• Text block:
= = =
Santorini Cab Corporation v. Banco Popular North America
2013 IL App (1st) 122070
Ill. App. Ct.2013Background
- Santorini and Banco each sold two taxi medallions to Santorini in May and July 2006 for $48,000 each.
- Contract paragraph 6 limited liability to refund of earnest money if DCS approval was not obtained within 90 days or if DCS indicated non-qualification; contract then void.
- Time was of the essence; notices were required to be delivered by hand, courier, or registered/certified mail.
- After the 90-day period, the parties continued attempts to close; December 15, 2006 letter stayed the transaction due to unresolved borrower-notice issue in foreclosure.
- Santorini paid earnest money and remained able to purchase the medallions; the last communications suggested the sale remained unresolved by early 2007.
= = =
• Source material:
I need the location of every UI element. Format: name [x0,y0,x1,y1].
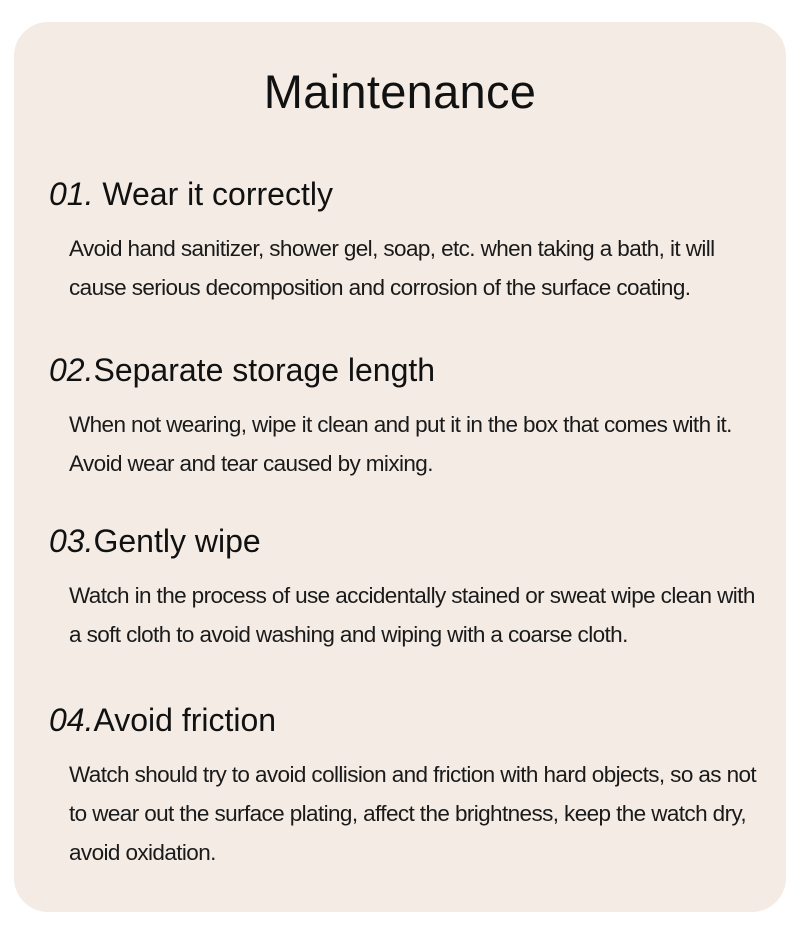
= = =
• Task instructions: Retype the stretch of the Santorini Cab case summary above from "- Contract paragraph" through "issue in foreclosure.".

• Output for this task:
- Contract paragraph 6 limited liability to refund of earnest money if DCS approval was not obtained within 90 days or if DCS indicated non-qualification; contract then void.
- Time was of the essence; notices were required to be delivered by hand, courier, or registered/certified mail.
- After the 90-day period, the parties continued attempts to close; December 15, 2006 letter stayed the transaction due to unresolved borrower-notice issue in foreclosure.